Records:
-*-*-

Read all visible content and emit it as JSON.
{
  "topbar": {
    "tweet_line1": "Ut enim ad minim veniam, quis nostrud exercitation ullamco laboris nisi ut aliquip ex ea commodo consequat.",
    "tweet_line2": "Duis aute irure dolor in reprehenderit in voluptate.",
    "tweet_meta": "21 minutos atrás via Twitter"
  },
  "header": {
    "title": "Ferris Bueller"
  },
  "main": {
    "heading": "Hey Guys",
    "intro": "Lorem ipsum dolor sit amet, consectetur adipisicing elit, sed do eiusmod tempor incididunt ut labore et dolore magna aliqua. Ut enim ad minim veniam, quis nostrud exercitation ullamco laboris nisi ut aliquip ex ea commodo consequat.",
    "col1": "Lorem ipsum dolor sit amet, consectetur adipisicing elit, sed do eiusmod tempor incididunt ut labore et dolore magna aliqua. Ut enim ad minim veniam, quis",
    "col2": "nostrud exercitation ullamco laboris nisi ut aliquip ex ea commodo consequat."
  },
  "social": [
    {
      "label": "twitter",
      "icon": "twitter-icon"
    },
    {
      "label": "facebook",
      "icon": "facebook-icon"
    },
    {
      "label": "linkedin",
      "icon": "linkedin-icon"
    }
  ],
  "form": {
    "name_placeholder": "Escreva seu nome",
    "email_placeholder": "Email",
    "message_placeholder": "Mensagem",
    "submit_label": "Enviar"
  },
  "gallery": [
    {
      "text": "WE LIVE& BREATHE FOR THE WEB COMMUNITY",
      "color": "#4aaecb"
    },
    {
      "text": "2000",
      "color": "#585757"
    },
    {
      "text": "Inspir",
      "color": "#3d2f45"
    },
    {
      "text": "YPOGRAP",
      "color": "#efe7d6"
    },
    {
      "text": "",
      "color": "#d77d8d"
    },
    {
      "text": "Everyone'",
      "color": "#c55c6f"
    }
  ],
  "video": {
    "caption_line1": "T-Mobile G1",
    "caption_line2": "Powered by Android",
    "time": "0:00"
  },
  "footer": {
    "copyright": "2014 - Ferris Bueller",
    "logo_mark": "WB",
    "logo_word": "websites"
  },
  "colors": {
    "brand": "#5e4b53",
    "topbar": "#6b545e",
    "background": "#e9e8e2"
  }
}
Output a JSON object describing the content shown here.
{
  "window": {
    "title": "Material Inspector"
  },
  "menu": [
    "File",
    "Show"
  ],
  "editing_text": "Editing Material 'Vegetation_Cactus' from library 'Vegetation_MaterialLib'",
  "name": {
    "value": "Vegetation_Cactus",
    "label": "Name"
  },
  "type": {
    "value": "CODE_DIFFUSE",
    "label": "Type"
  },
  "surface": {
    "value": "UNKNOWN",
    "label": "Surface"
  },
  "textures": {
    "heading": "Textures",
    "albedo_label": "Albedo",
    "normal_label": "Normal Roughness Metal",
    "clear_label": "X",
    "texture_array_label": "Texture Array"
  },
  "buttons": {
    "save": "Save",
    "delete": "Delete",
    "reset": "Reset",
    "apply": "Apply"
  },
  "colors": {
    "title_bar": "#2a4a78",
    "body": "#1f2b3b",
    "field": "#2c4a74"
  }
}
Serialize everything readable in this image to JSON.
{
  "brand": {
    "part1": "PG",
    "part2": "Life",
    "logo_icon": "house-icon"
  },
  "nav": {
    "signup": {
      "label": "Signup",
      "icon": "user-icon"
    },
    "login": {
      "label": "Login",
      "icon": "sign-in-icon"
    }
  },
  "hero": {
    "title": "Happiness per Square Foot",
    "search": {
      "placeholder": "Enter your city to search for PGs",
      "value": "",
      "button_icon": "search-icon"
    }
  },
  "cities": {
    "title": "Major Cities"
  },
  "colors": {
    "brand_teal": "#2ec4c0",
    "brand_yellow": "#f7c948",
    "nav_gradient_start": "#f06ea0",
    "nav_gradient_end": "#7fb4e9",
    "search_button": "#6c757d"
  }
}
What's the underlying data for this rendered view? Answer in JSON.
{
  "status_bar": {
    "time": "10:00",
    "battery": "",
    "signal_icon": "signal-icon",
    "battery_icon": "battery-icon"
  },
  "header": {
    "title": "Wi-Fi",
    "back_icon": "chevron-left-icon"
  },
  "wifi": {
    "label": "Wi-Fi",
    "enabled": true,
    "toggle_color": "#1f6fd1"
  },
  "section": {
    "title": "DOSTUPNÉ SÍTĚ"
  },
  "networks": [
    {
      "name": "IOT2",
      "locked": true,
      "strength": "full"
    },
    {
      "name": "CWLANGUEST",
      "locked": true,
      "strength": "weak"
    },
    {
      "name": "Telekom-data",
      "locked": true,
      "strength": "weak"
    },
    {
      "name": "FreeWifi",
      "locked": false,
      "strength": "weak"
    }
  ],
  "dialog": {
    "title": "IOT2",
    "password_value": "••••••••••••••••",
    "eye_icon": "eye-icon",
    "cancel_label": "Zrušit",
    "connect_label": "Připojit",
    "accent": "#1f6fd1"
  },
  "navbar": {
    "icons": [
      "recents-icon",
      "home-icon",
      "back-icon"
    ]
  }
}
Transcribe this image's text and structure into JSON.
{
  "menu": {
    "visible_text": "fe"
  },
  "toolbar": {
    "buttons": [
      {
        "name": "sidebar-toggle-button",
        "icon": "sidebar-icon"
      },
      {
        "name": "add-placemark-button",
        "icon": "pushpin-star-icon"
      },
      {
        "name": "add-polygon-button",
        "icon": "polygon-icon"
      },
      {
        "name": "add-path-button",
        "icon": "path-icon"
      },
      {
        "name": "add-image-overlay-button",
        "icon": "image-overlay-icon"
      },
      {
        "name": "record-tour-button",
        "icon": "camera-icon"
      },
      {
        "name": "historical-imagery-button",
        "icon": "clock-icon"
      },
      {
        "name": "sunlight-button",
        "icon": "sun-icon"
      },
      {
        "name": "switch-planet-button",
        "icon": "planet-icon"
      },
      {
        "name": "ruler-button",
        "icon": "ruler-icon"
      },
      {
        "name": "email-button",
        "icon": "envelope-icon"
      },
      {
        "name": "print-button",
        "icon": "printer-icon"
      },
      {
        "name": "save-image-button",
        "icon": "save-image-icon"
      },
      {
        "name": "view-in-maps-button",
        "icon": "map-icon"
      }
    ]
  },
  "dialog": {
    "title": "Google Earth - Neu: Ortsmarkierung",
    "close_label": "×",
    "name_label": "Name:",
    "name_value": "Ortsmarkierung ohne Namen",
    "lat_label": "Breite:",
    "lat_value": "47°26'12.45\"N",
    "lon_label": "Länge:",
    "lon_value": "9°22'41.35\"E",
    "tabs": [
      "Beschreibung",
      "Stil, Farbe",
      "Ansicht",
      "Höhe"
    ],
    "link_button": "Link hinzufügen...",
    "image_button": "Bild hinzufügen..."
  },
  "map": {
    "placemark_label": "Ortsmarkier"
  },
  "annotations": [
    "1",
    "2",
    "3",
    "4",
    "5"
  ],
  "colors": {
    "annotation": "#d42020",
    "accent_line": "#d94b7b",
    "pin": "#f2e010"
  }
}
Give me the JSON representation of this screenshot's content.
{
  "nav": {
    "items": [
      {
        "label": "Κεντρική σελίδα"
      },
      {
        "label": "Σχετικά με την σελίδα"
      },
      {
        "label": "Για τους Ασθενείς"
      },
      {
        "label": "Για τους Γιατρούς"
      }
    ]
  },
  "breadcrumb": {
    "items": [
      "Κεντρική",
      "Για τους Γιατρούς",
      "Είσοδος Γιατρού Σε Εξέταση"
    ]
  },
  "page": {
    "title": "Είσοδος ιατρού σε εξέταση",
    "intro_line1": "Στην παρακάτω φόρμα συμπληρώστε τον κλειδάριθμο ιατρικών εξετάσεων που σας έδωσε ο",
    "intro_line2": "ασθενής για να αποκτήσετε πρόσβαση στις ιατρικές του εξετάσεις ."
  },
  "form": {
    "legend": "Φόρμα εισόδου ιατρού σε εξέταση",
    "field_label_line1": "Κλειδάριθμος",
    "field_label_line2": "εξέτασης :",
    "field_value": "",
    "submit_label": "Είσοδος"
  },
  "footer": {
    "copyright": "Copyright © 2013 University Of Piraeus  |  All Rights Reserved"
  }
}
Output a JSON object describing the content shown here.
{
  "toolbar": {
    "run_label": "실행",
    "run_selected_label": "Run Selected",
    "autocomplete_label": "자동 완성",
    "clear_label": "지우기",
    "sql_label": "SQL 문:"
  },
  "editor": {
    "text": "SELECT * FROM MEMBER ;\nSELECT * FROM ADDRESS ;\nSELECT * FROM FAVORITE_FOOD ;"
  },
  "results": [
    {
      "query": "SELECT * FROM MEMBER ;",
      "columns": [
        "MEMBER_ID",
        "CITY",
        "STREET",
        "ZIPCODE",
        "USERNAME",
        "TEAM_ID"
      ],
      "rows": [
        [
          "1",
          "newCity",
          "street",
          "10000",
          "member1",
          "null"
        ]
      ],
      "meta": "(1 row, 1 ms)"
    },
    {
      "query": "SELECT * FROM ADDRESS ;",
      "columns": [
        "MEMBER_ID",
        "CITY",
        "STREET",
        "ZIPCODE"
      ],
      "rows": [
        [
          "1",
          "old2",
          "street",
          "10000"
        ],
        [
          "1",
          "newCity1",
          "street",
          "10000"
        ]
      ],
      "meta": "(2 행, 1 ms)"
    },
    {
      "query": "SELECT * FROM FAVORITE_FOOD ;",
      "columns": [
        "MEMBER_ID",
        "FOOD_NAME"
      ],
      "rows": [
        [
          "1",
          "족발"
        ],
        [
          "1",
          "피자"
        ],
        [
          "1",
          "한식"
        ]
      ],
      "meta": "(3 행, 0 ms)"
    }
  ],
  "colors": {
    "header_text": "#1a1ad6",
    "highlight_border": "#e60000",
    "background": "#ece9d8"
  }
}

-*-*-

Copy every line of the entries above in which "labore" occurs.

Response to this exercise:
    "intro": "Lorem ipsum dolor sit amet, consectetur adipisicing elit, sed do eiusmod tempor incididunt ut labore et dolore magna aliqua. Ut enim ad minim veniam, quis nostrud exercitation ullamco laboris nisi ut aliquip ex ea commodo consequat.",
    "col1": "Lorem ipsum dolor sit amet, consectetur adipisicing elit, sed do eiusmod tempor incididunt ut labore et dolore magna aliqua. Ut enim ad minim veniam, quis",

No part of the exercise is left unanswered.